** Exercise instructions **
Every line below that holds the string "Wind" should be copied out.

** Dataset entries **
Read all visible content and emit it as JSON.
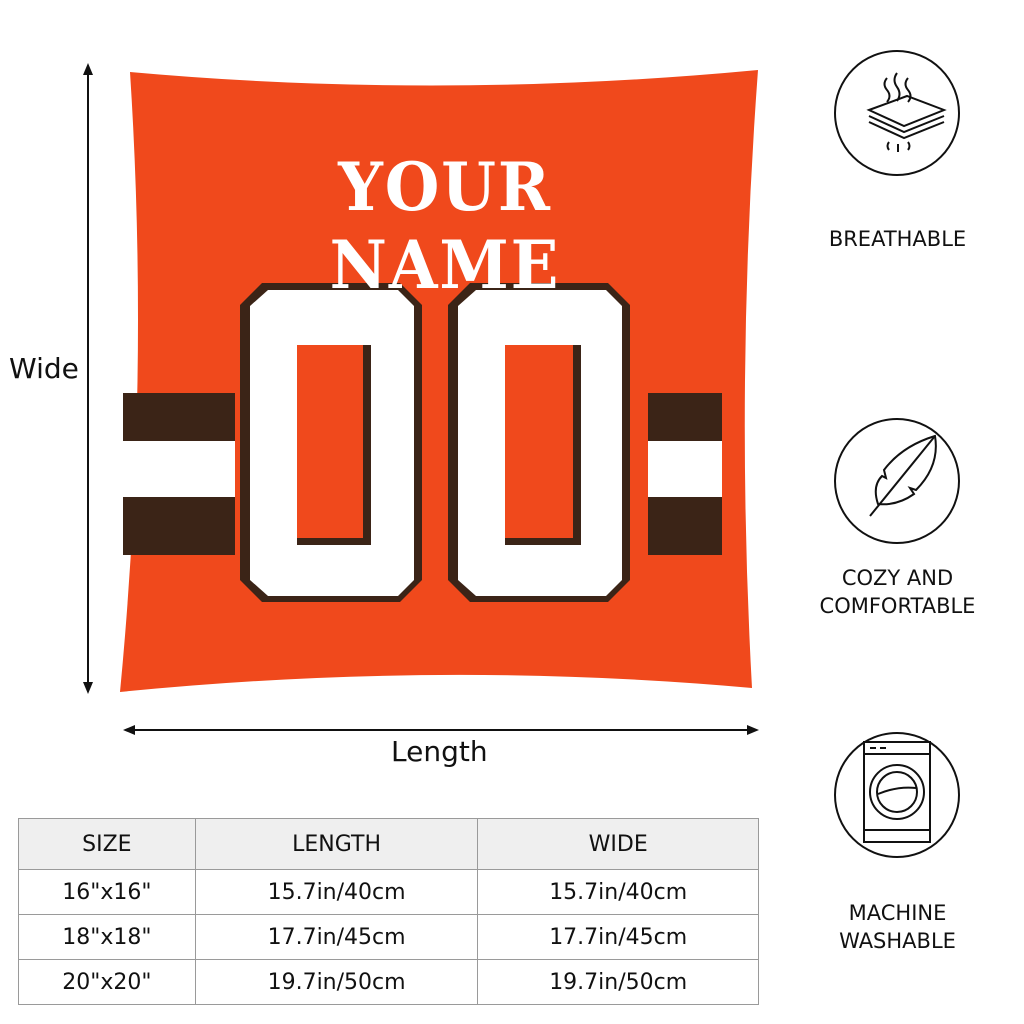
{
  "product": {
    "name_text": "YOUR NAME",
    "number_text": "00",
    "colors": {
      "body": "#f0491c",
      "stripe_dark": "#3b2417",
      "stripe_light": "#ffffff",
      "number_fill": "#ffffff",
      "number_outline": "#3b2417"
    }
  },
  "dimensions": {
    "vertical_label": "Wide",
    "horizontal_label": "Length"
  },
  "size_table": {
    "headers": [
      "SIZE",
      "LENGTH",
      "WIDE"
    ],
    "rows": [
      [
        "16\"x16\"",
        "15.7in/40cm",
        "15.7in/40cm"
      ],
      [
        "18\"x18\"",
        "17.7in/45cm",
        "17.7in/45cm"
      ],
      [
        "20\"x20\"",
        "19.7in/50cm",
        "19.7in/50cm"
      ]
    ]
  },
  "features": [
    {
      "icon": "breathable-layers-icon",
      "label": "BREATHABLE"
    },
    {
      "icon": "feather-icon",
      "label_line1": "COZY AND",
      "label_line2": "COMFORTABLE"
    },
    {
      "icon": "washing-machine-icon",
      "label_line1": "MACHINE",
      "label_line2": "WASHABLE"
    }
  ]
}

---

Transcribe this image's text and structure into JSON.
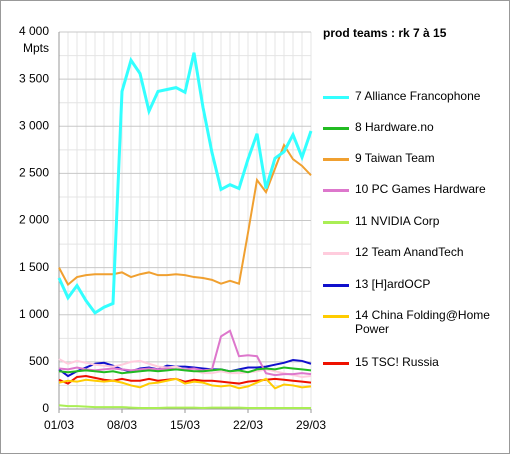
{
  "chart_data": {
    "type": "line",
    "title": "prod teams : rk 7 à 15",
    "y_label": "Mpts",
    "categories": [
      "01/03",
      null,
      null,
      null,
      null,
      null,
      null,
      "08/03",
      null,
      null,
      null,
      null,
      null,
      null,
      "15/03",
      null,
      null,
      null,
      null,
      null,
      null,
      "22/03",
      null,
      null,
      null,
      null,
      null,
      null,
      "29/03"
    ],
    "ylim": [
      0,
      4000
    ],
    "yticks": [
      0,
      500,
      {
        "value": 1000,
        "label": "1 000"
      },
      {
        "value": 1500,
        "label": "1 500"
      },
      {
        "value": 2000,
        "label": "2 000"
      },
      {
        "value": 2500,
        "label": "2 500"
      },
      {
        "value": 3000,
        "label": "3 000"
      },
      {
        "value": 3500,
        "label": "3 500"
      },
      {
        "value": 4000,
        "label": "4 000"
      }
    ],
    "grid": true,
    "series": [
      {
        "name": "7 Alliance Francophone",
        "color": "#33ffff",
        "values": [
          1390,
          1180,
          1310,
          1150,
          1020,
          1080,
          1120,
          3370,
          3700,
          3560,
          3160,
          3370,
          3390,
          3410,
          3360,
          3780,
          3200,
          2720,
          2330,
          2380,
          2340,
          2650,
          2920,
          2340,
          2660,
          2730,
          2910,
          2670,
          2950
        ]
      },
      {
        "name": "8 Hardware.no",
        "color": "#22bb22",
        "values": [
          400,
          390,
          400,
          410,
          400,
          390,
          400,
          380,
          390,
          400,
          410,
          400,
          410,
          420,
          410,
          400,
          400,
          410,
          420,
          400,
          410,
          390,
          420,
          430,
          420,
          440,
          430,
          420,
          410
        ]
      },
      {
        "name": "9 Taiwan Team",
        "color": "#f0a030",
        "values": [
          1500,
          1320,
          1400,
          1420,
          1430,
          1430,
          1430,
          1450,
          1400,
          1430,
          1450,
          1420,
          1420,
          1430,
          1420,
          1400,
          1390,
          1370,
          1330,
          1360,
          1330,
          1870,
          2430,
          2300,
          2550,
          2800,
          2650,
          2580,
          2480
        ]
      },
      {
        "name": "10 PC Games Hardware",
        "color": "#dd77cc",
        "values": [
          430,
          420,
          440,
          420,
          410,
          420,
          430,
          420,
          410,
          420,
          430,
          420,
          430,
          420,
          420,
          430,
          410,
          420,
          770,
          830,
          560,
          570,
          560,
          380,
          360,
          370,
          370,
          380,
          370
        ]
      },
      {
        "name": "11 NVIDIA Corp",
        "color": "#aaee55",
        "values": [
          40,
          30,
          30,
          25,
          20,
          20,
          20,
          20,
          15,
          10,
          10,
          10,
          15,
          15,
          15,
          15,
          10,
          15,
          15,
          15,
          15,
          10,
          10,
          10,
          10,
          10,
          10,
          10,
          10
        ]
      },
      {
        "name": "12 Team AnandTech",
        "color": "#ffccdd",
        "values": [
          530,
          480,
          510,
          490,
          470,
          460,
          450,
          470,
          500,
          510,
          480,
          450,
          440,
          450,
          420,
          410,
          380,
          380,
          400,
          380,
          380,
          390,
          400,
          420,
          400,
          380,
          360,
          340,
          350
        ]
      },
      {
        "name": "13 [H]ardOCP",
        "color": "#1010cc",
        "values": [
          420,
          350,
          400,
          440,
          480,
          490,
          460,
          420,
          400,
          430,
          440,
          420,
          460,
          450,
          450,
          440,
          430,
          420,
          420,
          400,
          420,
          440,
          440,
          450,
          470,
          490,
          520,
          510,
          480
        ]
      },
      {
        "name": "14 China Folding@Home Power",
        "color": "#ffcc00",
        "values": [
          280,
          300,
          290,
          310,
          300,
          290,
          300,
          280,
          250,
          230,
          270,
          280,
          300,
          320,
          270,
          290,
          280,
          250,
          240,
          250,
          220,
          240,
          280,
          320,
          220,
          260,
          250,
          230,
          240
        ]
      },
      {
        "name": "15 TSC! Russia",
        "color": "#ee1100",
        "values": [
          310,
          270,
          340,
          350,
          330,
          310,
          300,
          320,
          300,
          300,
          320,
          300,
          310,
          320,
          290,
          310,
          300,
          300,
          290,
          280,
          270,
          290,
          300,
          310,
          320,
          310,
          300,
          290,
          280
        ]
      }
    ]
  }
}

--

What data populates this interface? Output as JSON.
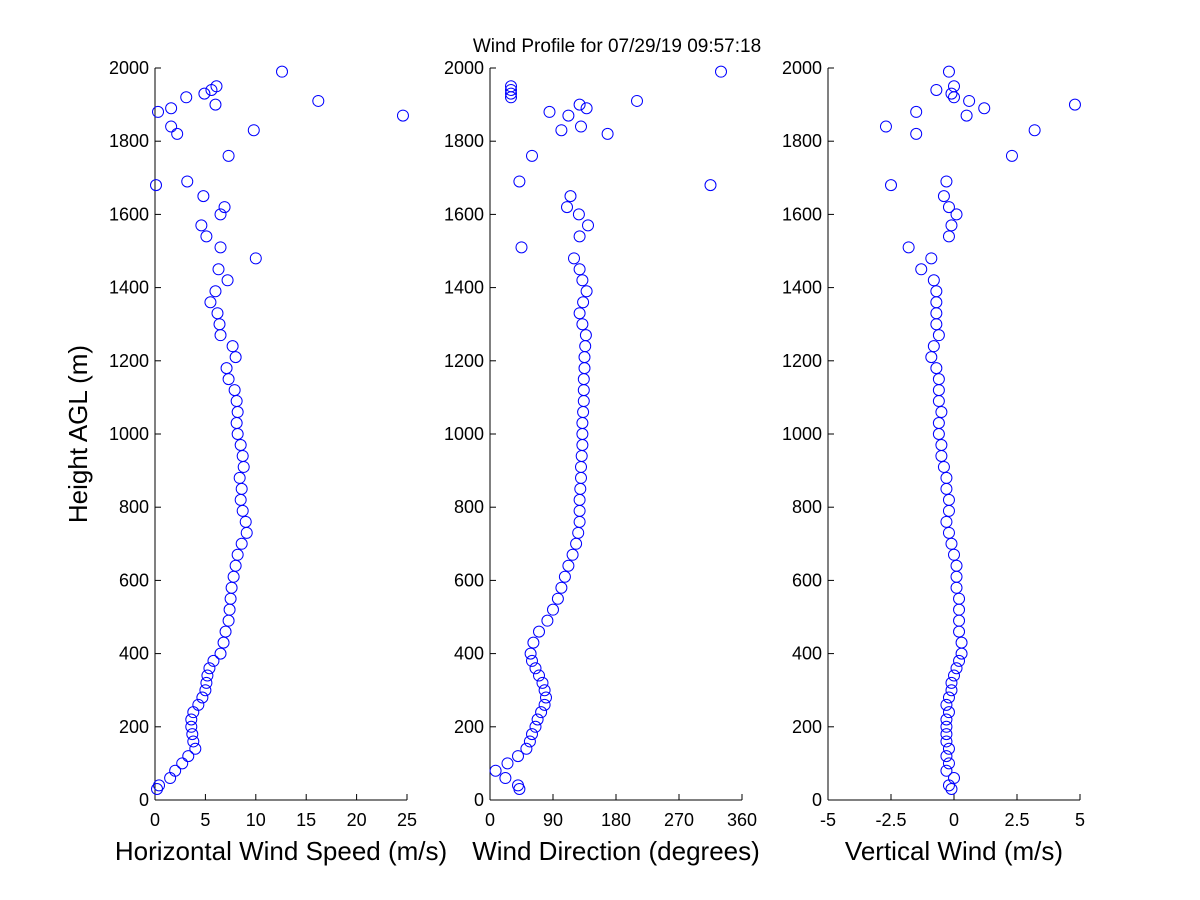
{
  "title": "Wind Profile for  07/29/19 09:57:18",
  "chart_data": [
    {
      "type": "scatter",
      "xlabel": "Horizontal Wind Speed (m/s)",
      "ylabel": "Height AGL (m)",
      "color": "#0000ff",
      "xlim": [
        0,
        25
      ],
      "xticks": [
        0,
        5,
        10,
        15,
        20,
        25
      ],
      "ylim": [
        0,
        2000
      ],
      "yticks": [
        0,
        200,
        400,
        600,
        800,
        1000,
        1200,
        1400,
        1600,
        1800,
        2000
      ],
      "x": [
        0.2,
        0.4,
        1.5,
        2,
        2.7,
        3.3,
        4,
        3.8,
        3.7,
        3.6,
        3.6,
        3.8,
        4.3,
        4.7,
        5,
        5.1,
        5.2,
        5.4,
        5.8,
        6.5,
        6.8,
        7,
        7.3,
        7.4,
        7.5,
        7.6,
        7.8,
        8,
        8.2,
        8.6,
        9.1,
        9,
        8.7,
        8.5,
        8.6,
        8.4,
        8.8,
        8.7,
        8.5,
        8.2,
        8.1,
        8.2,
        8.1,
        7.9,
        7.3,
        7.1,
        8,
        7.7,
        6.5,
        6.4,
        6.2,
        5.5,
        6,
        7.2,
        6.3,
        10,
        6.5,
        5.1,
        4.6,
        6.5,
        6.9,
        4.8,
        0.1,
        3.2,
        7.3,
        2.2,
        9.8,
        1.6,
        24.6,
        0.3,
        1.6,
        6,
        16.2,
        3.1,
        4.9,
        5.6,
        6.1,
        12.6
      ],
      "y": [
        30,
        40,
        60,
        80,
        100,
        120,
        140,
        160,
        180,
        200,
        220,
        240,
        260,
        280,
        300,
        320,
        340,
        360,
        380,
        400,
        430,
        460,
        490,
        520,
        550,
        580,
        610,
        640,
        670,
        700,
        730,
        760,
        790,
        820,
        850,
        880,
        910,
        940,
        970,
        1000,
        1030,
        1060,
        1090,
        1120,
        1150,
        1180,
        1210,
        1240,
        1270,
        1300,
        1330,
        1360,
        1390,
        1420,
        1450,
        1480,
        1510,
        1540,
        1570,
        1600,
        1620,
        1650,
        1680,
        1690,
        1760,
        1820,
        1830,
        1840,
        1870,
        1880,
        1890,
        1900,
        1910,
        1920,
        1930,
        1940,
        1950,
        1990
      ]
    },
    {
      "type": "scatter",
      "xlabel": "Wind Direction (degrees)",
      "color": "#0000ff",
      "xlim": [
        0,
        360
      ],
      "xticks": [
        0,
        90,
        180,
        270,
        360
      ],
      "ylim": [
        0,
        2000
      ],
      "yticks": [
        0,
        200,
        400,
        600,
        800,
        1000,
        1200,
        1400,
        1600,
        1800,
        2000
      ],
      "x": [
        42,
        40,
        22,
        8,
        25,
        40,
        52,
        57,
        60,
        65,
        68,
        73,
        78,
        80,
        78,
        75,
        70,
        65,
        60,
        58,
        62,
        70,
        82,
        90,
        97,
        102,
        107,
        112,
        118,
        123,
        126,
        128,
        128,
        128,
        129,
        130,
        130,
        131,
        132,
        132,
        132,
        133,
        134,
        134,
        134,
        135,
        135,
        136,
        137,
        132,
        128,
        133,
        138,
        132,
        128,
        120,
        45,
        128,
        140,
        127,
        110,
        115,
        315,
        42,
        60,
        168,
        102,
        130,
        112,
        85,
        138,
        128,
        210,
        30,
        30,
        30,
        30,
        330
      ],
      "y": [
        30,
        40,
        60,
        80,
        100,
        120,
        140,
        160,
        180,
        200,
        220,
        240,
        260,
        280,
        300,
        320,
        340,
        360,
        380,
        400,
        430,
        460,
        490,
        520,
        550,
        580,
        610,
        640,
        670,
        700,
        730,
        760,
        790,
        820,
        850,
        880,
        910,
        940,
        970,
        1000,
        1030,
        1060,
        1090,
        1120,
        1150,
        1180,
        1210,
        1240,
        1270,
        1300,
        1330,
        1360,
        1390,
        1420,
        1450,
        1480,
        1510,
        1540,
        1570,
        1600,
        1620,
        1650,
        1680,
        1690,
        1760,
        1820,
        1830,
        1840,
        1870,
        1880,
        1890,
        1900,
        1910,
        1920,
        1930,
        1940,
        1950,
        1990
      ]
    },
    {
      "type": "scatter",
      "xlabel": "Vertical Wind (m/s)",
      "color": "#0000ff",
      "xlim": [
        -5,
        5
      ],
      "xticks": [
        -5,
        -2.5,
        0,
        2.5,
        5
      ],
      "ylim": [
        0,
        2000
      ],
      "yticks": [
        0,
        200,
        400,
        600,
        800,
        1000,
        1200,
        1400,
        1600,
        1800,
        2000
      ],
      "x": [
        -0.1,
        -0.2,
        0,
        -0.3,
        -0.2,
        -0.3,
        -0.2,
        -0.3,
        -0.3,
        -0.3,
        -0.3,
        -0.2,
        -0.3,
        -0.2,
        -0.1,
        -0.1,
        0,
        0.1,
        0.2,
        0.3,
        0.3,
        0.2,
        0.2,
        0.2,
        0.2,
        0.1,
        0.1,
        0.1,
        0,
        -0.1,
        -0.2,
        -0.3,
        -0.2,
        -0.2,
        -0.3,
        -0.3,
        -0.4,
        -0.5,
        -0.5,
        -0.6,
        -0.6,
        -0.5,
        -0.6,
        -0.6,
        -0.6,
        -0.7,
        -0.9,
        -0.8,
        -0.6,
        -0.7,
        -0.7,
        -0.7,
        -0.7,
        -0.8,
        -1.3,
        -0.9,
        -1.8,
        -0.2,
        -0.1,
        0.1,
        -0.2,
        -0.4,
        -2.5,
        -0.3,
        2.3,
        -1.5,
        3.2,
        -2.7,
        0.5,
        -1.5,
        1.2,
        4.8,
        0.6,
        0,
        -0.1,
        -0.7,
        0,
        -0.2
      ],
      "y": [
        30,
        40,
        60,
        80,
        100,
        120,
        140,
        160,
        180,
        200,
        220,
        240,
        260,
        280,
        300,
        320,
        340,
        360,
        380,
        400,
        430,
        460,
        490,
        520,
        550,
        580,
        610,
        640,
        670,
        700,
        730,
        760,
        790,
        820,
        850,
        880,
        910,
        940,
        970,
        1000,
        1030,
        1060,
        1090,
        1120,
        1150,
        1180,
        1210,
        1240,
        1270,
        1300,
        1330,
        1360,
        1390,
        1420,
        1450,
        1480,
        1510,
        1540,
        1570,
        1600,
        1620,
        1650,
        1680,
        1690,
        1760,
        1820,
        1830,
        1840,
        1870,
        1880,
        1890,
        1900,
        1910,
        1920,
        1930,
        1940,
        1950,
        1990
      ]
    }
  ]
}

** Response for this exercise **
  "title": "Wind Profile for  07/29/19 09:57:18",
      "xlabel": "Horizontal Wind Speed (m/s)",
      "xlabel": "Wind Direction (degrees)",
      "xlabel": "Vertical Wind (m/s)",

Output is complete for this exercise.